** begin Data excerpts **

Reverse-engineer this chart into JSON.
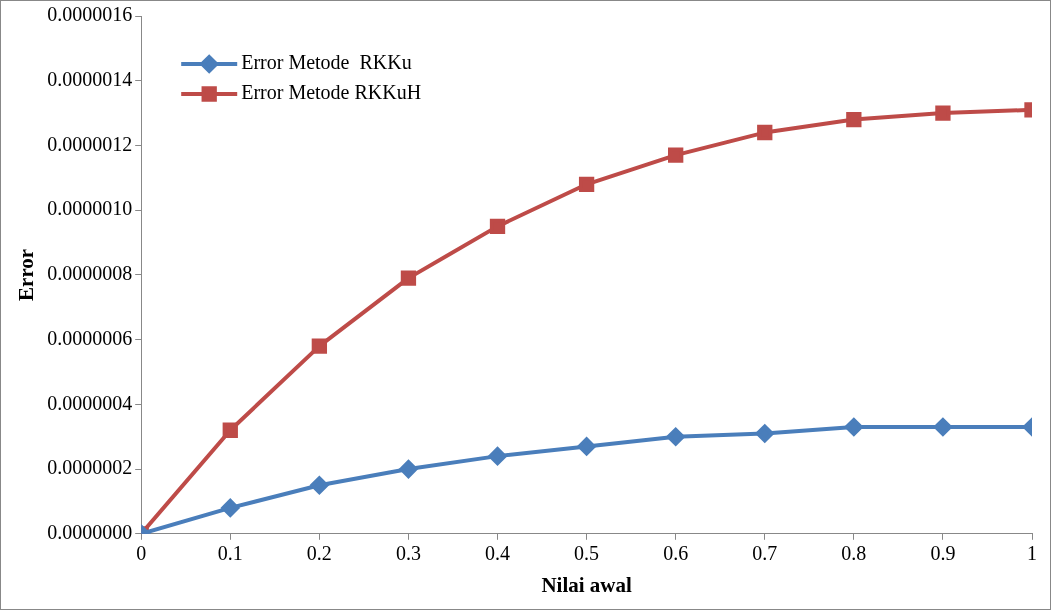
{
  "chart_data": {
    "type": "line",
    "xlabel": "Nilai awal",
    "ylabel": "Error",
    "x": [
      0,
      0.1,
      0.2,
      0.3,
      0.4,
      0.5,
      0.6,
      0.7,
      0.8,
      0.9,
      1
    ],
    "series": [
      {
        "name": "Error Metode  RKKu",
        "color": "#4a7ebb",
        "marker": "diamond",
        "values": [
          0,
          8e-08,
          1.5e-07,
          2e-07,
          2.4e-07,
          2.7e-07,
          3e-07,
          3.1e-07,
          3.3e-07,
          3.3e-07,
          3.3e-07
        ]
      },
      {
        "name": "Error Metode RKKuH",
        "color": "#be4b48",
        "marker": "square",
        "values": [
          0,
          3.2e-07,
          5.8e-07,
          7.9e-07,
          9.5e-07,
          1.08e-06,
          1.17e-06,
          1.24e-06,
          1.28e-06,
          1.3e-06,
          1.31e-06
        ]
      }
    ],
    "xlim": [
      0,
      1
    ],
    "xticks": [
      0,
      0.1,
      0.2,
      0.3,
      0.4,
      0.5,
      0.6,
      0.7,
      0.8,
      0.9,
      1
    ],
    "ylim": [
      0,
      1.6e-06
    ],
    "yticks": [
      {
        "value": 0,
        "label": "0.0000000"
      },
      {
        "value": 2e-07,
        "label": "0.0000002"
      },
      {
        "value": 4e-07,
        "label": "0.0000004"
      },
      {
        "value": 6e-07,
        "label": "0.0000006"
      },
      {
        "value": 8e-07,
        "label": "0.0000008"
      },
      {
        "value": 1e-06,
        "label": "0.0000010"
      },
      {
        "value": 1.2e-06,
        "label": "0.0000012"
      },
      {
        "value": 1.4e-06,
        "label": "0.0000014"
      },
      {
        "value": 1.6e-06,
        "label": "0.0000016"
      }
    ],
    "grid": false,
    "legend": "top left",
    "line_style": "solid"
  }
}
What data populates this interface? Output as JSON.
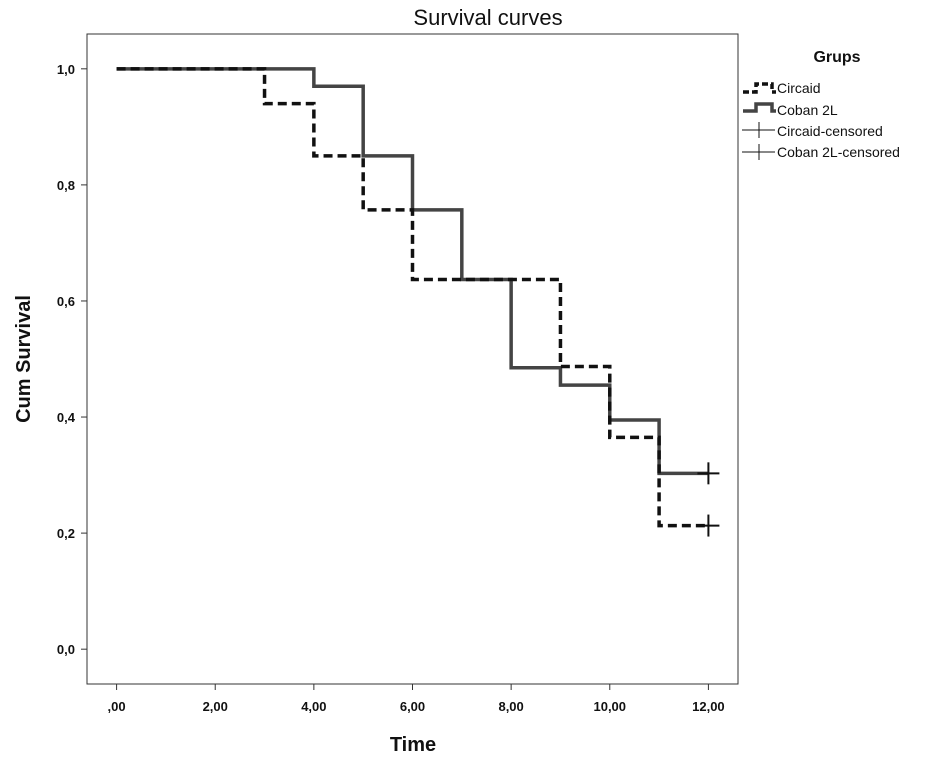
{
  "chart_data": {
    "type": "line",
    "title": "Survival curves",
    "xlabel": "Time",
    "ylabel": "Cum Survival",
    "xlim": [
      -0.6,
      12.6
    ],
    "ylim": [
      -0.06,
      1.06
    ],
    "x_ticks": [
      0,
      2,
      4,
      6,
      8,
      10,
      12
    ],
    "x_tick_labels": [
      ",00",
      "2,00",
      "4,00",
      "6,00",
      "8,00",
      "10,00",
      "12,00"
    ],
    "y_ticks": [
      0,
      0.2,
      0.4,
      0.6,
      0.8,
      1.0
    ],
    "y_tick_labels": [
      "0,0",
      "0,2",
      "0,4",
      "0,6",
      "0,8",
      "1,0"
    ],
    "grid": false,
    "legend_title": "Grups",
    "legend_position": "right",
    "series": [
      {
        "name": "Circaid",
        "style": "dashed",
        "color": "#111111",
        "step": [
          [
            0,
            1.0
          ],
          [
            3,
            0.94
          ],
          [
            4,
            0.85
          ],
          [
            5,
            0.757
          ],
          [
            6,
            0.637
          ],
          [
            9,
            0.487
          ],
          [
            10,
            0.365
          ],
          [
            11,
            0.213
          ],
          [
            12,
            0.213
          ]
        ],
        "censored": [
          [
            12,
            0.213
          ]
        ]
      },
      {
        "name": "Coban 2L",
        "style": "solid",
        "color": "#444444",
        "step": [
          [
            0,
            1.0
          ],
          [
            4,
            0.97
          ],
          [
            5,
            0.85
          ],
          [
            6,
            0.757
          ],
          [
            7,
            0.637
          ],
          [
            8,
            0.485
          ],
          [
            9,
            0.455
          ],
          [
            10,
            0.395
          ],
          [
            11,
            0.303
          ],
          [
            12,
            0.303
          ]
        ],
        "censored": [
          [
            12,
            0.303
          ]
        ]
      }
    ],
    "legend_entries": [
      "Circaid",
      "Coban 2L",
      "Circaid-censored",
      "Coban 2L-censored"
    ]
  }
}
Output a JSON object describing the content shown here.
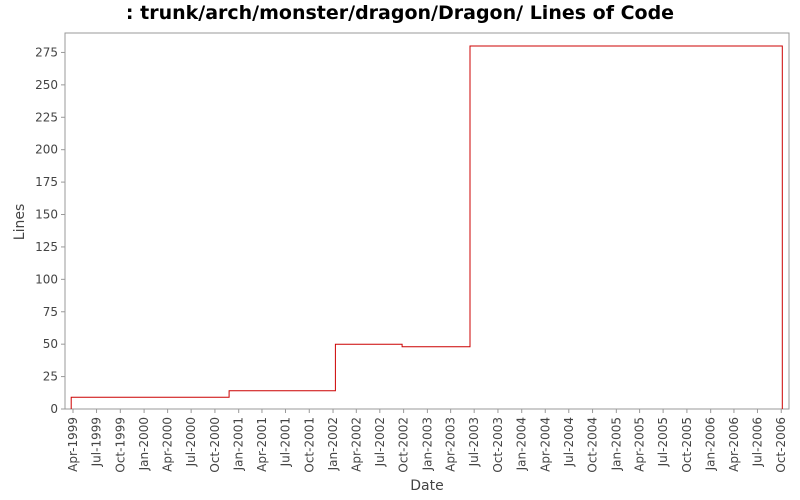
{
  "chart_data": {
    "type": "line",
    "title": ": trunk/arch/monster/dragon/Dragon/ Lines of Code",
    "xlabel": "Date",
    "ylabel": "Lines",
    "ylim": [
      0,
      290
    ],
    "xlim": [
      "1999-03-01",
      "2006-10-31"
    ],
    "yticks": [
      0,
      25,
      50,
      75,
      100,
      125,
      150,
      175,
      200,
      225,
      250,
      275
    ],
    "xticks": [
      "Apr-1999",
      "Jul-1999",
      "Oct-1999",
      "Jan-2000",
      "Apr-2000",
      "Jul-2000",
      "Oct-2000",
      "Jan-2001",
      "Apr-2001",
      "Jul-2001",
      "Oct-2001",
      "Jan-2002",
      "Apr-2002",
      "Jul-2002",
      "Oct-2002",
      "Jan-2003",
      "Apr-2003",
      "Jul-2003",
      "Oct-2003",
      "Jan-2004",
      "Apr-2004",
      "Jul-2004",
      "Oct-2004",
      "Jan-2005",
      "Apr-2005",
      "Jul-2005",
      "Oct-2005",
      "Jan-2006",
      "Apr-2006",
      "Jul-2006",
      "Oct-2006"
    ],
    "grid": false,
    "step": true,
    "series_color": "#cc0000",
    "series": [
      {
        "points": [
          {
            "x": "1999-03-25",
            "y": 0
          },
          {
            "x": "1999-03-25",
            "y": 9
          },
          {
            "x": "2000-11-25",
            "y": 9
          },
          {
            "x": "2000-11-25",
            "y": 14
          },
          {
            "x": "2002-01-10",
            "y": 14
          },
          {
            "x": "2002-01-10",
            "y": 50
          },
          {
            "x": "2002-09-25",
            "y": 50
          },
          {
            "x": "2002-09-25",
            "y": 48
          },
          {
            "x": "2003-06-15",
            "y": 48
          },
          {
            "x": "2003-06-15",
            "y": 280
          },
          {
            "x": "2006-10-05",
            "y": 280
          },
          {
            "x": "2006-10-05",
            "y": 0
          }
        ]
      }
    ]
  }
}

** end Data excerpts **

### Aim
Give the material again exactly as it is, but keep the pictures out.

### Completed exercise
Reverse-engineer this chart into JSON.
{
  "chart_data": {
    "type": "line",
    "xlabel": "Nilai awal",
    "ylabel": "Error",
    "x": [
      0,
      0.1,
      0.2,
      0.3,
      0.4,
      0.5,
      0.6,
      0.7,
      0.8,
      0.9,
      1
    ],
    "series": [
      {
        "name": "Error Metode  RKKu",
        "color": "#4a7ebb",
        "marker": "diamond",
        "values": [
          0,
          8e-08,
          1.5e-07,
          2e-07,
          2.4e-07,
          2.7e-07,
          3e-07,
          3.1e-07,
          3.3e-07,
          3.3e-07,
          3.3e-07
        ]
      },
      {
        "name": "Error Metode RKKuH",
        "color": "#be4b48",
        "marker": "square",
        "values": [
          0,
          3.2e-07,
          5.8e-07,
          7.9e-07,
          9.5e-07,
          1.08e-06,
          1.17e-06,
          1.24e-06,
          1.28e-06,
          1.3e-06,
          1.31e-06
        ]
      }
    ],
    "xlim": [
      0,
      1
    ],
    "xticks": [
      0,
      0.1,
      0.2,
      0.3,
      0.4,
      0.5,
      0.6,
      0.7,
      0.8,
      0.9,
      1
    ],
    "ylim": [
      0,
      1.6e-06
    ],
    "yticks": [
      {
        "value": 0,
        "label": "0.0000000"
      },
      {
        "value": 2e-07,
        "label": "0.0000002"
      },
      {
        "value": 4e-07,
        "label": "0.0000004"
      },
      {
        "value": 6e-07,
        "label": "0.0000006"
      },
      {
        "value": 8e-07,
        "label": "0.0000008"
      },
      {
        "value": 1e-06,
        "label": "0.0000010"
      },
      {
        "value": 1.2e-06,
        "label": "0.0000012"
      },
      {
        "value": 1.4e-06,
        "label": "0.0000014"
      },
      {
        "value": 1.6e-06,
        "label": "0.0000016"
      }
    ],
    "grid": false,
    "legend": "top left",
    "line_style": "solid"
  }
}
What data populates this interface? Output as JSON.
{
  "chart_data": {
    "type": "line",
    "title": "Survival curves",
    "xlabel": "Time",
    "ylabel": "Cum Survival",
    "xlim": [
      -0.6,
      12.6
    ],
    "ylim": [
      -0.06,
      1.06
    ],
    "x_ticks": [
      0,
      2,
      4,
      6,
      8,
      10,
      12
    ],
    "x_tick_labels": [
      ",00",
      "2,00",
      "4,00",
      "6,00",
      "8,00",
      "10,00",
      "12,00"
    ],
    "y_ticks": [
      0,
      0.2,
      0.4,
      0.6,
      0.8,
      1.0
    ],
    "y_tick_labels": [
      "0,0",
      "0,2",
      "0,4",
      "0,6",
      "0,8",
      "1,0"
    ],
    "grid": false,
    "legend_title": "Grups",
    "legend_position": "right",
    "series": [
      {
        "name": "Circaid",
        "style": "dashed",
        "color": "#111111",
        "step": [
          [
            0,
            1.0
          ],
          [
            3,
            0.94
          ],
          [
            4,
            0.85
          ],
          [
            5,
            0.757
          ],
          [
            6,
            0.637
          ],
          [
            9,
            0.487
          ],
          [
            10,
            0.365
          ],
          [
            11,
            0.213
          ],
          [
            12,
            0.213
          ]
        ],
        "censored": [
          [
            12,
            0.213
          ]
        ]
      },
      {
        "name": "Coban 2L",
        "style": "solid",
        "color": "#444444",
        "step": [
          [
            0,
            1.0
          ],
          [
            4,
            0.97
          ],
          [
            5,
            0.85
          ],
          [
            6,
            0.757
          ],
          [
            7,
            0.637
          ],
          [
            8,
            0.485
          ],
          [
            9,
            0.455
          ],
          [
            10,
            0.395
          ],
          [
            11,
            0.303
          ],
          [
            12,
            0.303
          ]
        ],
        "censored": [
          [
            12,
            0.303
          ]
        ]
      }
    ],
    "legend_entries": [
      "Circaid",
      "Coban 2L",
      "Circaid-censored",
      "Coban 2L-censored"
    ]
  }
}
Output a JSON object describing the content shown here.
{
  "chart_data": {
    "type": "line",
    "title": ": trunk/arch/monster/dragon/Dragon/ Lines of Code",
    "xlabel": "Date",
    "ylabel": "Lines",
    "ylim": [
      0,
      290
    ],
    "xlim": [
      "1999-03-01",
      "2006-10-31"
    ],
    "yticks": [
      0,
      25,
      50,
      75,
      100,
      125,
      150,
      175,
      200,
      225,
      250,
      275
    ],
    "xticks": [
      "Apr-1999",
      "Jul-1999",
      "Oct-1999",
      "Jan-2000",
      "Apr-2000",
      "Jul-2000",
      "Oct-2000",
      "Jan-2001",
      "Apr-2001",
      "Jul-2001",
      "Oct-2001",
      "Jan-2002",
      "Apr-2002",
      "Jul-2002",
      "Oct-2002",
      "Jan-2003",
      "Apr-2003",
      "Jul-2003",
      "Oct-2003",
      "Jan-2004",
      "Apr-2004",
      "Jul-2004",
      "Oct-2004",
      "Jan-2005",
      "Apr-2005",
      "Jul-2005",
      "Oct-2005",
      "Jan-2006",
      "Apr-2006",
      "Jul-2006",
      "Oct-2006"
    ],
    "grid": false,
    "step": true,
    "series_color": "#cc0000",
    "series": [
      {
        "points": [
          {
            "x": "1999-03-25",
            "y": 0
          },
          {
            "x": "1999-03-25",
            "y": 9
          },
          {
            "x": "2000-11-25",
            "y": 9
          },
          {
            "x": "2000-11-25",
            "y": 14
          },
          {
            "x": "2002-01-10",
            "y": 14
          },
          {
            "x": "2002-01-10",
            "y": 50
          },
          {
            "x": "2002-09-25",
            "y": 50
          },
          {
            "x": "2002-09-25",
            "y": 48
          },
          {
            "x": "2003-06-15",
            "y": 48
          },
          {
            "x": "2003-06-15",
            "y": 280
          },
          {
            "x": "2006-10-05",
            "y": 280
          },
          {
            "x": "2006-10-05",
            "y": 0
          }
        ]
      }
    ]
  }
}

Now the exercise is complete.